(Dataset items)

──────────

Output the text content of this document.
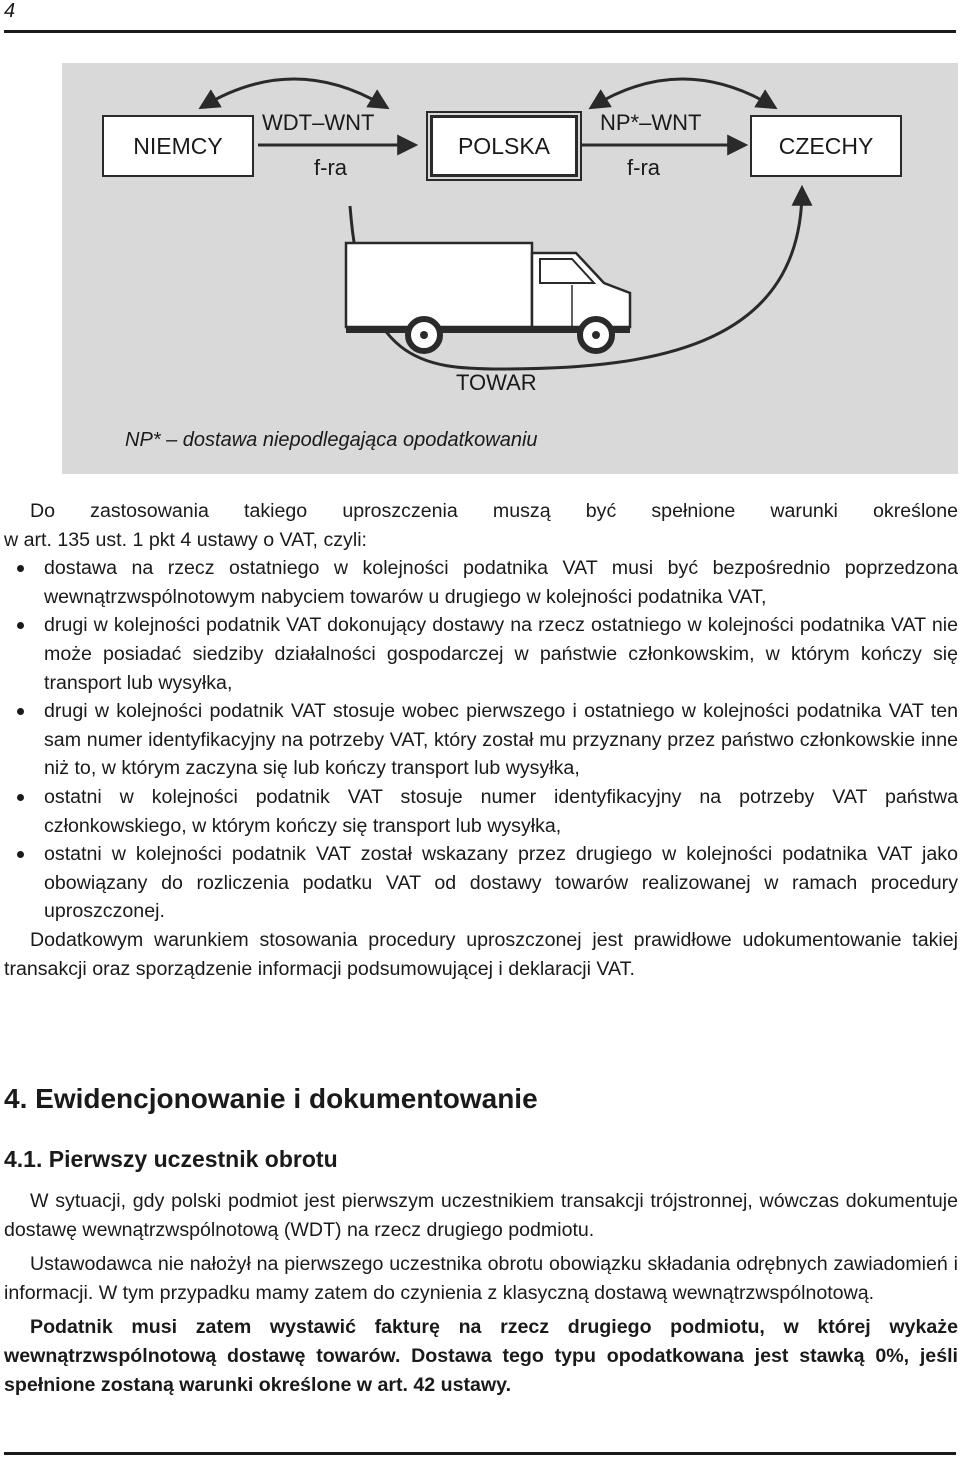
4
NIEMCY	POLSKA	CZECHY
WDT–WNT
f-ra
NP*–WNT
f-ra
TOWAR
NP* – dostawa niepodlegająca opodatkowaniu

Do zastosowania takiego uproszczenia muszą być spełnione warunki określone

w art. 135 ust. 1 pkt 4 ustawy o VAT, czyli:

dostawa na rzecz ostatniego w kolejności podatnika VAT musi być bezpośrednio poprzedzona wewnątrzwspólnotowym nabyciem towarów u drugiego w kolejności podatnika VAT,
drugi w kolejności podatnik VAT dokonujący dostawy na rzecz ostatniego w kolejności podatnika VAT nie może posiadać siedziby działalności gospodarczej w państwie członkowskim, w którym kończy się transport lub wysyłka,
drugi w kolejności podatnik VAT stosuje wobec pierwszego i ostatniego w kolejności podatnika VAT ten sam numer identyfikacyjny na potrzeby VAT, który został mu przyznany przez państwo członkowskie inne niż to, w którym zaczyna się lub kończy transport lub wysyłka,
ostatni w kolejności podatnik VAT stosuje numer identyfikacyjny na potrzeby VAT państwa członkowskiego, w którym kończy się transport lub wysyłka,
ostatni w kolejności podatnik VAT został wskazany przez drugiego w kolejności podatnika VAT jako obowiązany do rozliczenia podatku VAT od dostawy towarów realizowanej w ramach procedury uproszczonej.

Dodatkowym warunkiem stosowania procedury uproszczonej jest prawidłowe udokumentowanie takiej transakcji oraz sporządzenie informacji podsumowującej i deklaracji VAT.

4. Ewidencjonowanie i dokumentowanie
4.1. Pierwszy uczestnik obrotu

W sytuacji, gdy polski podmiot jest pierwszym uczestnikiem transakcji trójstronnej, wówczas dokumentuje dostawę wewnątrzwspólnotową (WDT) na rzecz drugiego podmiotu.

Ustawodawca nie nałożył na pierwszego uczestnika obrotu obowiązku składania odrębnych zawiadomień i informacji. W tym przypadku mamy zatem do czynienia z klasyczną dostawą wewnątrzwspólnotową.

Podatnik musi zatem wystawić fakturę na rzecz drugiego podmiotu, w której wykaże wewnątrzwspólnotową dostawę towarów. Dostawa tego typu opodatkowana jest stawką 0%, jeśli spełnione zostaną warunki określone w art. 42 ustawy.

──────────

## Work required
Pictures are not part of the copy; output everything else in the records exactly.

## The result
Output the text content of this document.
4
NIEMCY	POLSKA	CZECHY
WDT–WNT
f-ra
NP*–WNT
f-ra
TOWAR
NP* – dostawa niepodlegająca opodatkowaniu

Do zastosowania takiego uproszczenia muszą być spełnione warunki określone

w art. 135 ust. 1 pkt 4 ustawy o VAT, czyli:

dostawa na rzecz ostatniego w kolejności podatnika VAT musi być bezpośrednio poprzedzona wewnątrzwspólnotowym nabyciem towarów u drugiego w kolejności podatnika VAT,
drugi w kolejności podatnik VAT dokonujący dostawy na rzecz ostatniego w kolejności podatnika VAT nie może posiadać siedziby działalności gospodarczej w państwie członkowskim, w którym kończy się transport lub wysyłka,
drugi w kolejności podatnik VAT stosuje wobec pierwszego i ostatniego w kolejności podatnika VAT ten sam numer identyfikacyjny na potrzeby VAT, który został mu przyznany przez państwo członkowskie inne niż to, w którym zaczyna się lub kończy transport lub wysyłka,
ostatni w kolejności podatnik VAT stosuje numer identyfikacyjny na potrzeby VAT państwa członkowskiego, w którym kończy się transport lub wysyłka,
ostatni w kolejności podatnik VAT został wskazany przez drugiego w kolejności podatnika VAT jako obowiązany do rozliczenia podatku VAT od dostawy towarów realizowanej w ramach procedury uproszczonej.

Dodatkowym warunkiem stosowania procedury uproszczonej jest prawidłowe udokumentowanie takiej transakcji oraz sporządzenie informacji podsumowującej i deklaracji VAT.

4. Ewidencjonowanie i dokumentowanie
4.1. Pierwszy uczestnik obrotu

W sytuacji, gdy polski podmiot jest pierwszym uczestnikiem transakcji trójstronnej, wówczas dokumentuje dostawę wewnątrzwspólnotową (WDT) na rzecz drugiego podmiotu.

Ustawodawca nie nałożył na pierwszego uczestnika obrotu obowiązku składania odrębnych zawiadomień i informacji. W tym przypadku mamy zatem do czynienia z klasyczną dostawą wewnątrzwspólnotową.

Podatnik musi zatem wystawić fakturę na rzecz drugiego podmiotu, w której wykaże wewnątrzwspólnotową dostawę towarów. Dostawa tego typu opodatkowana jest stawką 0%, jeśli spełnione zostaną warunki określone w art. 42 ustawy.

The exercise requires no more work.